◆ **Directions for this task**
Here are some records. Copy each one exactly.

Extracted data entries
____________
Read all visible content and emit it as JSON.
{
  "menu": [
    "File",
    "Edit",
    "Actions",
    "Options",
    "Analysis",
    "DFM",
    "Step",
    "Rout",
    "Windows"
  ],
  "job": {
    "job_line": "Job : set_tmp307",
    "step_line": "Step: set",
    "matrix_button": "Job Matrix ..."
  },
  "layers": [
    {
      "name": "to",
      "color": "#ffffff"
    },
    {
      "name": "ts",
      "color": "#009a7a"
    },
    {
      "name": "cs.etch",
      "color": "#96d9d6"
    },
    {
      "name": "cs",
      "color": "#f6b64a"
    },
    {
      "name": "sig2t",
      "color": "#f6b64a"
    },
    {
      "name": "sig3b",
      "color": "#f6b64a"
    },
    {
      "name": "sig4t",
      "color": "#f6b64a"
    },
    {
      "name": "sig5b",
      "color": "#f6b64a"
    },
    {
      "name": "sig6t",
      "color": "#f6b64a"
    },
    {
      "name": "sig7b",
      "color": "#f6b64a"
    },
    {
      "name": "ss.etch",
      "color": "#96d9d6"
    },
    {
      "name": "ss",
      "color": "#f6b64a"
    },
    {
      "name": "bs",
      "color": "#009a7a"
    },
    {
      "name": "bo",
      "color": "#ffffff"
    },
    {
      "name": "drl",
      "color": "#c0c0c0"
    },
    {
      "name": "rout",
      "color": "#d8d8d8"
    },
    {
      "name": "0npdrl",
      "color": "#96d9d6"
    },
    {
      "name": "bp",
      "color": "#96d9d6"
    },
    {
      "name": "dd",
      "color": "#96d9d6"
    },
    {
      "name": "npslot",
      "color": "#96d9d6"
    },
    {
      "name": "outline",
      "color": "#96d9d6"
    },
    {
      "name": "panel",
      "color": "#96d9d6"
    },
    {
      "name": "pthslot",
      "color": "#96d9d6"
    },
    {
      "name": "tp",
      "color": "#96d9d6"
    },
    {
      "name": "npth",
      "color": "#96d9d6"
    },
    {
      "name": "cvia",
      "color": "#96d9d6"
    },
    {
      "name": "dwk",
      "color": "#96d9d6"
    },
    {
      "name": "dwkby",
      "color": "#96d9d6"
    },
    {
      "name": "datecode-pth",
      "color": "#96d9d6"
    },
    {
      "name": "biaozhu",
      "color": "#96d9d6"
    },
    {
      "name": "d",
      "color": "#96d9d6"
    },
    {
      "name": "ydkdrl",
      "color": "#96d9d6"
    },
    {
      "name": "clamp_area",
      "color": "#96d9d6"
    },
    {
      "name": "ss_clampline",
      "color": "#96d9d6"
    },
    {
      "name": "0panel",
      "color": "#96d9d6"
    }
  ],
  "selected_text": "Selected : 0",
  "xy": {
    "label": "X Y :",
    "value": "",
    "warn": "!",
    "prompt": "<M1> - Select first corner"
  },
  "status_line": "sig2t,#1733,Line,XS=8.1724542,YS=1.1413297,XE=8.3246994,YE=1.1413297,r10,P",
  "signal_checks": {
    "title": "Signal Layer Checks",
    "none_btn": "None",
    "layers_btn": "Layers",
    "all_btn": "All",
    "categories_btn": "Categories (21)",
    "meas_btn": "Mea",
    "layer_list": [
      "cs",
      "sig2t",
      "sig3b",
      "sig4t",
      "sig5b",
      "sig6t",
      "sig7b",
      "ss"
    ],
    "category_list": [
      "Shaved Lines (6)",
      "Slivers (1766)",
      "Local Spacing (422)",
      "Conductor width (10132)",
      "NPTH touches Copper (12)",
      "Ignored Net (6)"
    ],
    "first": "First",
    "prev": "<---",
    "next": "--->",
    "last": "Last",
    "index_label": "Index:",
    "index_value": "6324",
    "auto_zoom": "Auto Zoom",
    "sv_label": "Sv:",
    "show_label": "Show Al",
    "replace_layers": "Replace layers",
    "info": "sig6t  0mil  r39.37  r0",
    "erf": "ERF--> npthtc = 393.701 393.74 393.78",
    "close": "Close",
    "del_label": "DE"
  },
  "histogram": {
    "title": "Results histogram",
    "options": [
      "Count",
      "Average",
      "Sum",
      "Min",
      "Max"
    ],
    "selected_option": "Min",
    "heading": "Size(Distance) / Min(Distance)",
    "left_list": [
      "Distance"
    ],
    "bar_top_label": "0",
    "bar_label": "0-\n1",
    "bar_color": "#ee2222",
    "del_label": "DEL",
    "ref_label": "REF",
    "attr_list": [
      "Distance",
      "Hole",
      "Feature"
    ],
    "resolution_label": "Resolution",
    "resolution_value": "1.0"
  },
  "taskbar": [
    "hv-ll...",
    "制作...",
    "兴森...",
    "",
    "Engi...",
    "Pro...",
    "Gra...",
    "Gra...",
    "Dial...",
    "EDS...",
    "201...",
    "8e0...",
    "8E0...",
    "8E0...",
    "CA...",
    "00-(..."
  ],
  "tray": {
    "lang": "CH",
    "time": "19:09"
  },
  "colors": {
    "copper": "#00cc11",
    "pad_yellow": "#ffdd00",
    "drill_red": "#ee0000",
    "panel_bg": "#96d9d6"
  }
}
____________
◆ **The answer**
Read all visible content and emit it as JSON.
{
  "menu": [
    "File",
    "Edit",
    "Actions",
    "Options",
    "Analysis",
    "DFM",
    "Step",
    "Rout",
    "Windows"
  ],
  "job": {
    "job_line": "Job : set_tmp307",
    "step_line": "Step: set",
    "matrix_button": "Job Matrix ..."
  },
  "layers": [
    {
      "name": "to",
      "color": "#ffffff"
    },
    {
      "name": "ts",
      "color": "#009a7a"
    },
    {
      "name": "cs.etch",
      "color": "#96d9d6"
    },
    {
      "name": "cs",
      "color": "#f6b64a"
    },
    {
      "name": "sig2t",
      "color": "#f6b64a"
    },
    {
      "name": "sig3b",
      "color": "#f6b64a"
    },
    {
      "name": "sig4t",
      "color": "#f6b64a"
    },
    {
      "name": "sig5b",
      "color": "#f6b64a"
    },
    {
      "name": "sig6t",
      "color": "#f6b64a"
    },
    {
      "name": "sig7b",
      "color": "#f6b64a"
    },
    {
      "name": "ss.etch",
      "color": "#96d9d6"
    },
    {
      "name": "ss",
      "color": "#f6b64a"
    },
    {
      "name": "bs",
      "color": "#009a7a"
    },
    {
      "name": "bo",
      "color": "#ffffff"
    },
    {
      "name": "drl",
      "color": "#c0c0c0"
    },
    {
      "name": "rout",
      "color": "#d8d8d8"
    },
    {
      "name": "0npdrl",
      "color": "#96d9d6"
    },
    {
      "name": "bp",
      "color": "#96d9d6"
    },
    {
      "name": "dd",
      "color": "#96d9d6"
    },
    {
      "name": "npslot",
      "color": "#96d9d6"
    },
    {
      "name": "outline",
      "color": "#96d9d6"
    },
    {
      "name": "panel",
      "color": "#96d9d6"
    },
    {
      "name": "pthslot",
      "color": "#96d9d6"
    },
    {
      "name": "tp",
      "color": "#96d9d6"
    },
    {
      "name": "npth",
      "color": "#96d9d6"
    },
    {
      "name": "cvia",
      "color": "#96d9d6"
    },
    {
      "name": "dwk",
      "color": "#96d9d6"
    },
    {
      "name": "dwkby",
      "color": "#96d9d6"
    },
    {
      "name": "datecode-pth",
      "color": "#96d9d6"
    },
    {
      "name": "biaozhu",
      "color": "#96d9d6"
    },
    {
      "name": "d",
      "color": "#96d9d6"
    },
    {
      "name": "ydkdrl",
      "color": "#96d9d6"
    },
    {
      "name": "clamp_area",
      "color": "#96d9d6"
    },
    {
      "name": "ss_clampline",
      "color": "#96d9d6"
    },
    {
      "name": "0panel",
      "color": "#96d9d6"
    }
  ],
  "selected_text": "Selected : 0",
  "xy": {
    "label": "X Y :",
    "value": "",
    "warn": "!",
    "prompt": "<M1> - Select first corner"
  },
  "status_line": "sig2t,#1733,Line,XS=8.1724542,YS=1.1413297,XE=8.3246994,YE=1.1413297,r10,P",
  "signal_checks": {
    "title": "Signal Layer Checks",
    "none_btn": "None",
    "layers_btn": "Layers",
    "all_btn": "All",
    "categories_btn": "Categories (21)",
    "meas_btn": "Mea",
    "layer_list": [
      "cs",
      "sig2t",
      "sig3b",
      "sig4t",
      "sig5b",
      "sig6t",
      "sig7b",
      "ss"
    ],
    "category_list": [
      "Shaved Lines (6)",
      "Slivers (1766)",
      "Local Spacing (422)",
      "Conductor width (10132)",
      "NPTH touches Copper (12)",
      "Ignored Net (6)"
    ],
    "first": "First",
    "prev": "<---",
    "next": "--->",
    "last": "Last",
    "index_label": "Index:",
    "index_value": "6324",
    "auto_zoom": "Auto Zoom",
    "sv_label": "Sv:",
    "show_label": "Show Al",
    "replace_layers": "Replace layers",
    "info": "sig6t  0mil  r39.37  r0",
    "erf": "ERF--> npthtc = 393.701 393.74 393.78",
    "close": "Close",
    "del_label": "DE"
  },
  "histogram": {
    "title": "Results histogram",
    "options": [
      "Count",
      "Average",
      "Sum",
      "Min",
      "Max"
    ],
    "selected_option": "Min",
    "heading": "Size(Distance) / Min(Distance)",
    "left_list": [
      "Distance"
    ],
    "bar_top_label": "0",
    "bar_label": "0-\n1",
    "bar_color": "#ee2222",
    "del_label": "DEL",
    "ref_label": "REF",
    "attr_list": [
      "Distance",
      "Hole",
      "Feature"
    ],
    "resolution_label": "Resolution",
    "resolution_value": "1.0"
  },
  "taskbar": [
    "hv-ll...",
    "制作...",
    "兴森...",
    "",
    "Engi...",
    "Pro...",
    "Gra...",
    "Gra...",
    "Dial...",
    "EDS...",
    "201...",
    "8e0...",
    "8E0...",
    "8E0...",
    "CA...",
    "00-(..."
  ],
  "tray": {
    "lang": "CH",
    "time": "19:09"
  },
  "colors": {
    "copper": "#00cc11",
    "pad_yellow": "#ffdd00",
    "drill_red": "#ee0000",
    "panel_bg": "#96d9d6"
  }
}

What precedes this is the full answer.